WORK REQUIRED: Go through the entries below and pick out every line with "text".
___ GIVEN RECORDS ___
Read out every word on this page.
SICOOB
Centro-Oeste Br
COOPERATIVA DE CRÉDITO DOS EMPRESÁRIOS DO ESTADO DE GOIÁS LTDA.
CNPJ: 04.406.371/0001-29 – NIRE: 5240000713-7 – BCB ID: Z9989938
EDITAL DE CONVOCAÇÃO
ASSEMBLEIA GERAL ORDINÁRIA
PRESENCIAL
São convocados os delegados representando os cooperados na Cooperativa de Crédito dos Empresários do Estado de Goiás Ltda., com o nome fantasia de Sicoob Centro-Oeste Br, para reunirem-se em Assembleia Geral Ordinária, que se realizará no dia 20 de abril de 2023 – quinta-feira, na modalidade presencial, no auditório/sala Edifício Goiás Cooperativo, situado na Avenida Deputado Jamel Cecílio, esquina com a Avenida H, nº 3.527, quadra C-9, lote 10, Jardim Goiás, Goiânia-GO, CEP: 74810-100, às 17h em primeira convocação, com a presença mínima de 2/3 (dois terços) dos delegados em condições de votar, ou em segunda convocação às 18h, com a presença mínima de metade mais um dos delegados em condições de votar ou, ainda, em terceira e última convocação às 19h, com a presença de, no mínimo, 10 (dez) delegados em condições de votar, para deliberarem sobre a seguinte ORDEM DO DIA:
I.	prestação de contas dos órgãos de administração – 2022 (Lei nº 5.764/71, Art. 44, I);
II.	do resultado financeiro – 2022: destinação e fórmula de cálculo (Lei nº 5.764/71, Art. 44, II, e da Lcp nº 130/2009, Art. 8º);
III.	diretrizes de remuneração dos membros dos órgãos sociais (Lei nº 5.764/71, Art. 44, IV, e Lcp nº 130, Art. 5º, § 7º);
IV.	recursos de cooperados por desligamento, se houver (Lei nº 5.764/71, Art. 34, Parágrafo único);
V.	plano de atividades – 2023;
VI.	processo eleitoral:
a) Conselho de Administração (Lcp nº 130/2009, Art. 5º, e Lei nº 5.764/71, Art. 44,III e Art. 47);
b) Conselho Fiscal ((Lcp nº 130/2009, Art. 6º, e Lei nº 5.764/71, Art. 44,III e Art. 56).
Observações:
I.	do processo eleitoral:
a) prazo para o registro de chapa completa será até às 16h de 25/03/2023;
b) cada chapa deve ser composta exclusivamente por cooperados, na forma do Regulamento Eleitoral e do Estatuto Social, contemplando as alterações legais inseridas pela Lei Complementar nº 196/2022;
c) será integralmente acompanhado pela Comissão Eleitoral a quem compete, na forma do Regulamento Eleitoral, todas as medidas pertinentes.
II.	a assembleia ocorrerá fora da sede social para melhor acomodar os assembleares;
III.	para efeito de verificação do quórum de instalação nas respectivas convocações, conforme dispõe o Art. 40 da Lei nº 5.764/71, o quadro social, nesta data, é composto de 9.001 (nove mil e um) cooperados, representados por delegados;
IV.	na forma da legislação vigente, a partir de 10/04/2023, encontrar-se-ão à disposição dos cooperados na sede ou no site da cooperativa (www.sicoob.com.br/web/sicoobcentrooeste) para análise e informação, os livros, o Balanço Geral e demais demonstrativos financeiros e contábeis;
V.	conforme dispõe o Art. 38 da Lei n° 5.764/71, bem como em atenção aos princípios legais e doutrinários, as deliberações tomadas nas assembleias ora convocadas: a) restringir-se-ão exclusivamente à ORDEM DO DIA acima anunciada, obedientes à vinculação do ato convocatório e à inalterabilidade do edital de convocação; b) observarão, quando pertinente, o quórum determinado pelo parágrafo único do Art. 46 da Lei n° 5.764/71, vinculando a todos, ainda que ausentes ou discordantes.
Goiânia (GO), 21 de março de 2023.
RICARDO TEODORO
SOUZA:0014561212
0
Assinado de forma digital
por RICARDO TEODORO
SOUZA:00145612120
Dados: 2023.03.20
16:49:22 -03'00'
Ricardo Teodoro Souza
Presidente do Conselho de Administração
___
___ GIVEN RECORDS ___
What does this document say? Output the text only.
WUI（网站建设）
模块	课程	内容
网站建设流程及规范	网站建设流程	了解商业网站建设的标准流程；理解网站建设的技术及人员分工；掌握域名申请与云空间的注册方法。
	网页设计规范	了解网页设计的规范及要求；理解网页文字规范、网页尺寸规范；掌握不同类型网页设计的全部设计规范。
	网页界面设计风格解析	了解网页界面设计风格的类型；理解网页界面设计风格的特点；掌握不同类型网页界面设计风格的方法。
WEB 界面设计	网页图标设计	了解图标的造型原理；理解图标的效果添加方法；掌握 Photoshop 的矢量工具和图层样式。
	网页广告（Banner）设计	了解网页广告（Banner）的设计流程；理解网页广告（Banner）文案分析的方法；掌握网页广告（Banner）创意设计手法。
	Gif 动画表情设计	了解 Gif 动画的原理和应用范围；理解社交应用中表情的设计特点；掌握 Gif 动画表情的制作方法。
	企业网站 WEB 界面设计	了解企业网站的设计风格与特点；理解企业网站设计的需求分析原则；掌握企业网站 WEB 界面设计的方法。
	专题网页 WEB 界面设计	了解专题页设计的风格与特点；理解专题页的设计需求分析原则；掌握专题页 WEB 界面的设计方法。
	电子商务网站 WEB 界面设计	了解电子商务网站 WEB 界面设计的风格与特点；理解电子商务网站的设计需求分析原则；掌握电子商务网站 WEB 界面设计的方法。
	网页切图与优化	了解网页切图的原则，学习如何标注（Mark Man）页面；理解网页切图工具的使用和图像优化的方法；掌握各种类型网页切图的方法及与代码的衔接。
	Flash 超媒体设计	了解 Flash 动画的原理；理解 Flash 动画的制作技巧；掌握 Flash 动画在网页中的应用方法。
___
___ GIVEN RECORDS ___
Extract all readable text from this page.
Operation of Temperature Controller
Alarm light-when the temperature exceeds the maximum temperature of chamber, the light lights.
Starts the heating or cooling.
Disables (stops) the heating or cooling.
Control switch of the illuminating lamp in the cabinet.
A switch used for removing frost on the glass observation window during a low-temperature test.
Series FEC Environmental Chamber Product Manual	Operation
___
RESPONSE BELOW:
What does this document say? Output the text only.
Extract all readable text from this page.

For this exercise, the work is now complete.